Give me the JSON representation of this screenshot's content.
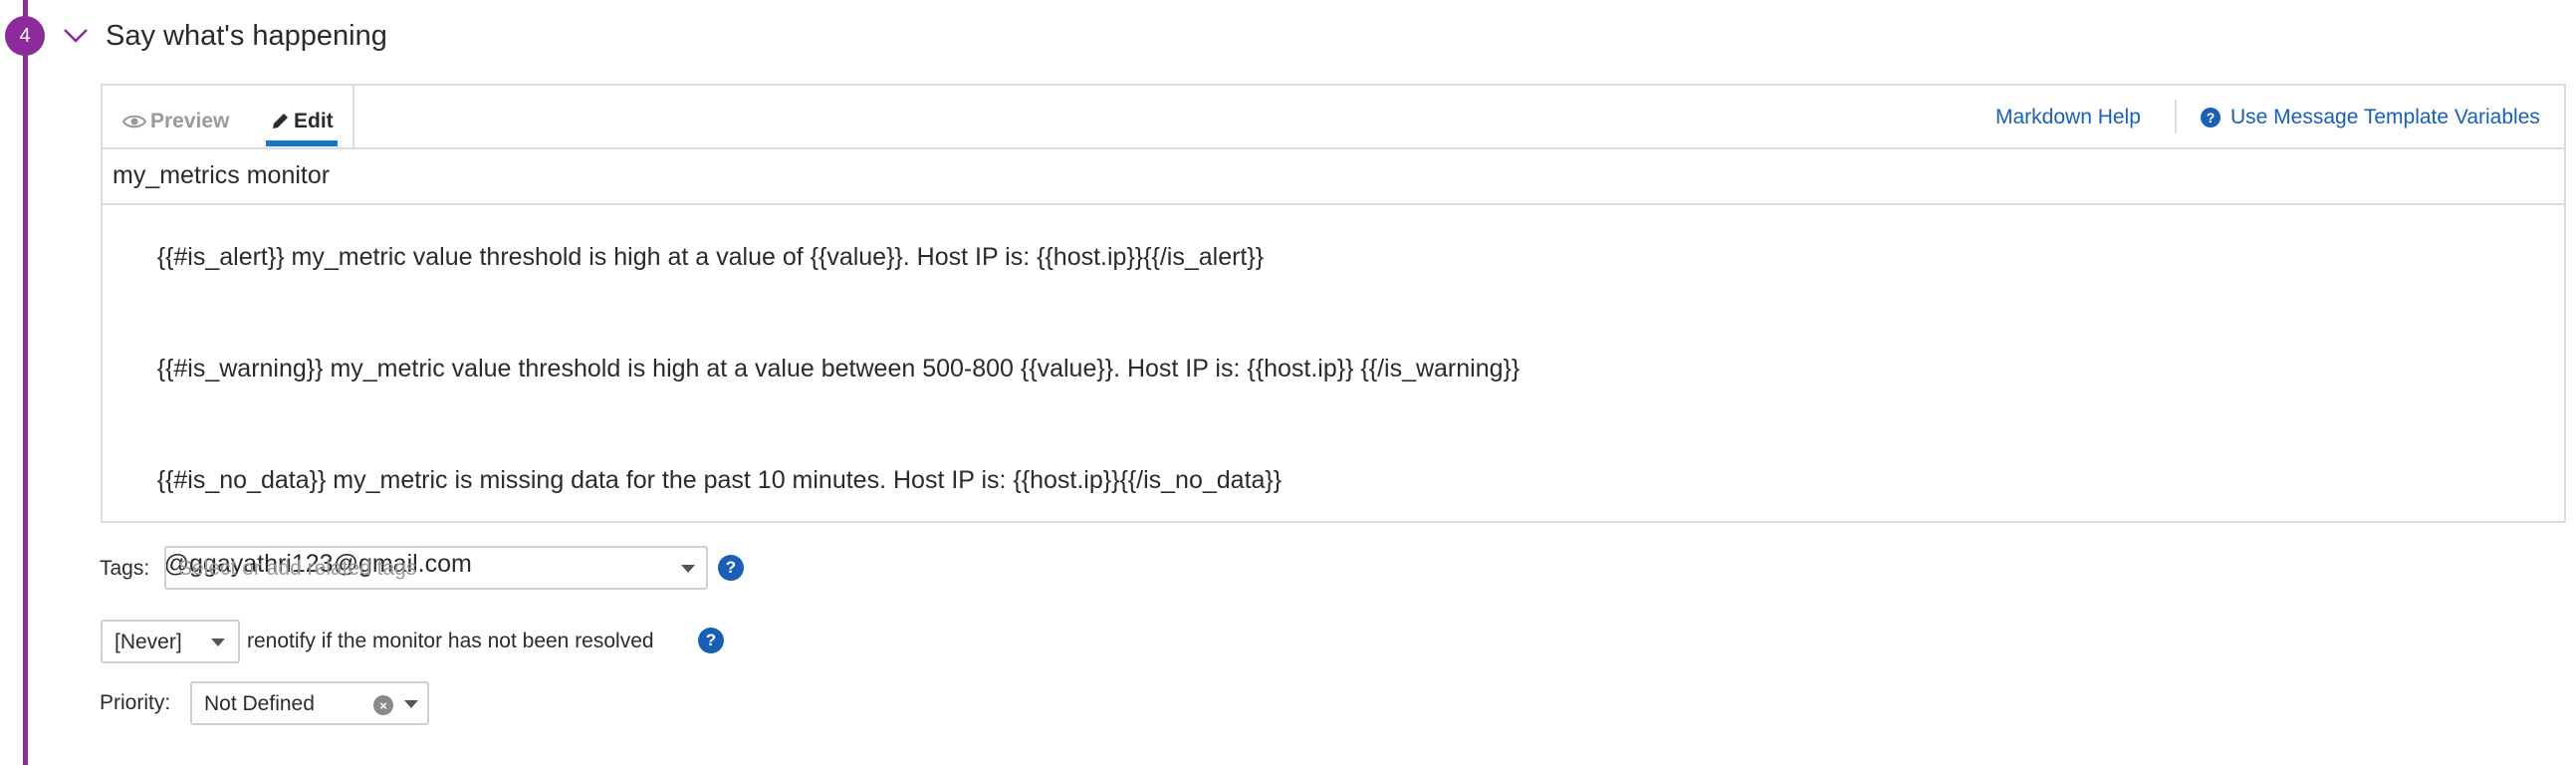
{
  "step": {
    "number": "4",
    "title": "Say what's happening"
  },
  "editor": {
    "tabs": {
      "preview": "Preview",
      "edit": "Edit"
    },
    "links": {
      "markdown_help": "Markdown Help",
      "template_variables": "Use Message Template Variables"
    },
    "title_value": "my_metrics monitor",
    "body_lines": [
      "{{#is_alert}} my_metric value threshold is high at a value of {{value}}. Host IP is: {{host.ip}}{{/is_alert}}",
      "{{#is_warning}} my_metric value threshold is high at a value between 500-800 {{value}}. Host IP is: {{host.ip}} {{/is_warning}}",
      "{{#is_no_data}} my_metric is missing data for the past 10 minutes. Host IP is: {{host.ip}}{{/is_no_data}}",
      " @ggayathri123@gmail.com"
    ]
  },
  "tags": {
    "label": "Tags:",
    "placeholder": "Select or add related tags"
  },
  "renotify": {
    "selected": "[Never]",
    "text": "renotify if the monitor has not been resolved"
  },
  "priority": {
    "label": "Priority:",
    "selected": "Not Defined"
  },
  "colors": {
    "accent_purple": "#8d2a9c",
    "link_blue": "#1a5fb4",
    "active_tab_underline": "#1a73c9"
  }
}
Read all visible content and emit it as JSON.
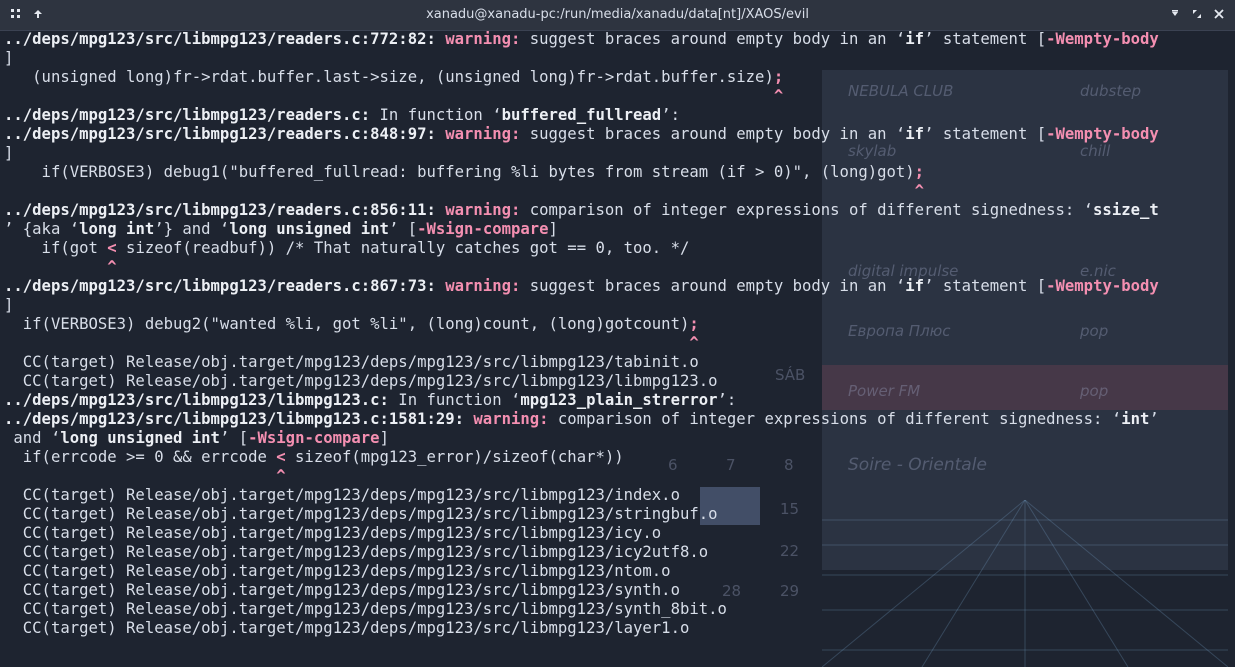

══════════

(WRITTEN INSTRUCTION)
Write the material out again exactly as it appears, dropping the pictures.

(ANSWER IN FULL)
Give me the JSON representation of this screenshot's content.
{
  "step": {
    "number": "4",
    "title": "Say what's happening"
  },
  "editor": {
    "tabs": {
      "preview": "Preview",
      "edit": "Edit"
    },
    "links": {
      "markdown_help": "Markdown Help",
      "template_variables": "Use Message Template Variables"
    },
    "title_value": "my_metrics monitor",
    "body_lines": [
      "{{#is_alert}} my_metric value threshold is high at a value of {{value}}. Host IP is: {{host.ip}}{{/is_alert}}",
      "{{#is_warning}} my_metric value threshold is high at a value between 500-800 {{value}}. Host IP is: {{host.ip}} {{/is_warning}}",
      "{{#is_no_data}} my_metric is missing data for the past 10 minutes. Host IP is: {{host.ip}}{{/is_no_data}}",
      " @ggayathri123@gmail.com"
    ]
  },
  "tags": {
    "label": "Tags:",
    "placeholder": "Select or add related tags"
  },
  "renotify": {
    "selected": "[Never]",
    "text": "renotify if the monitor has not been resolved"
  },
  "priority": {
    "label": "Priority:",
    "selected": "Not Defined"
  },
  "colors": {
    "accent_purple": "#8d2a9c",
    "link_blue": "#1a5fb4",
    "active_tab_underline": "#1a73c9"
  }
}
Read all visible content and emit it as JSON.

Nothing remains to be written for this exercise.